§ STATED GOAL A
Repeat the lines of the saved entries below exactly, starting at the first line of the saved entries and ending at the line that contains "- volume-slider-handle[interactable]: [237, 55, 249, 73]".

LONDON, Oct 30 (Reuters) - Leading figures from the Middle East oil industry added their voices on Tuesday to those warning that the world is struggling to sustain rising oil production.

"There is a real problem -- that supply may not be possible to increase beyond a certain level, say around 100 million barrels," Libya's National Oil Corporation chairman Shokri Ghanem said at an industry conference.

"The reason is, in some countries production is going down and we are not discovering any more of those huge oil wells that we used to discover in the Sixties or the Fifties."

Sadad al-Husseini was a key architect of Saudi Arabian energy production policy for more than a decade whilst a top official at state oil firm Saudi Aramco. He was even more pessimistic, saying world oil production had already plateaued.

"We are already three years into level production," Husseini also told the annual Oil & Money conference, a gathering of top executives.

§ STATED GOAL B
From the news report on oil production above, print the passage starting at "LONDON, Oct 30" and ending at "rising oil production.".

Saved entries
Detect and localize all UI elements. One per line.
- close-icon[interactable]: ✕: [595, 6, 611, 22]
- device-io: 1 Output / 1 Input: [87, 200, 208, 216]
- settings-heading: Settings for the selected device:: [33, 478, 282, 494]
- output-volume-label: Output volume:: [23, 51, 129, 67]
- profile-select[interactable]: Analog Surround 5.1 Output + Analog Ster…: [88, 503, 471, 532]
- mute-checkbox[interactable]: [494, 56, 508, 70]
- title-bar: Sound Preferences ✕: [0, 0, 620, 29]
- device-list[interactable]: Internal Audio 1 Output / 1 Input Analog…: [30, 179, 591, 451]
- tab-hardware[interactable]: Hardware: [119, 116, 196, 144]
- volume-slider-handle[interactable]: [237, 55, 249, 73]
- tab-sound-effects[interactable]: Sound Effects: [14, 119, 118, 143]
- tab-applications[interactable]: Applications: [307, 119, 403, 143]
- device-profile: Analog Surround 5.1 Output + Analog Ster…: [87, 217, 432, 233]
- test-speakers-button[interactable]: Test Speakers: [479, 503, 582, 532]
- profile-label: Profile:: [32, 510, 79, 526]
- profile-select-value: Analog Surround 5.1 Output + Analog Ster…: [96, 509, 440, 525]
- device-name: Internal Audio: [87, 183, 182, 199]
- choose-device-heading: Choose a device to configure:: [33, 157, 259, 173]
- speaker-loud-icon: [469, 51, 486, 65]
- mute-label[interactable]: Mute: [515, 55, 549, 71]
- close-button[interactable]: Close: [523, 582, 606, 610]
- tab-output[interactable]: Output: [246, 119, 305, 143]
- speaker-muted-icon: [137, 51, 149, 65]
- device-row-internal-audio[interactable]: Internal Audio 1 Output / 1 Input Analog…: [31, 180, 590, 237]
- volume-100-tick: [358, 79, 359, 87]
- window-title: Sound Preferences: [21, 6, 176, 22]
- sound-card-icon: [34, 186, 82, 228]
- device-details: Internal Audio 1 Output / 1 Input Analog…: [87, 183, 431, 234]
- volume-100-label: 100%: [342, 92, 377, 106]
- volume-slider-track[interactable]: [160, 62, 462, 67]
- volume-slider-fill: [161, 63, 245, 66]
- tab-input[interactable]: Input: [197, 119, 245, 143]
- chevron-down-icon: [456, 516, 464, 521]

§ PROBLEM SOLUTION A
Detect and localize all UI elements. One per line.
- close-icon[interactable]: ✕: [595, 6, 611, 22]
- device-io: 1 Output / 1 Input: [87, 200, 208, 216]
- settings-heading: Settings for the selected device:: [33, 478, 282, 494]
- output-volume-label: Output volume:: [23, 51, 129, 67]
- profile-select[interactable]: Analog Surround 5.1 Output + Analog Ster…: [88, 503, 471, 532]
- mute-checkbox[interactable]: [494, 56, 508, 70]
- title-bar: Sound Preferences ✕: [0, 0, 620, 29]
- device-list[interactable]: Internal Audio 1 Output / 1 Input Analog…: [30, 179, 591, 451]
- tab-hardware[interactable]: Hardware: [119, 116, 196, 144]
- volume-slider-handle[interactable]: [237, 55, 249, 73]

§ PROBLEM SOLUTION B
LONDON, Oct 30 (Reuters) - Leading figures from the Middle East oil industry added their voices on Tuesday to those warning that the world is struggling to sustain rising oil production.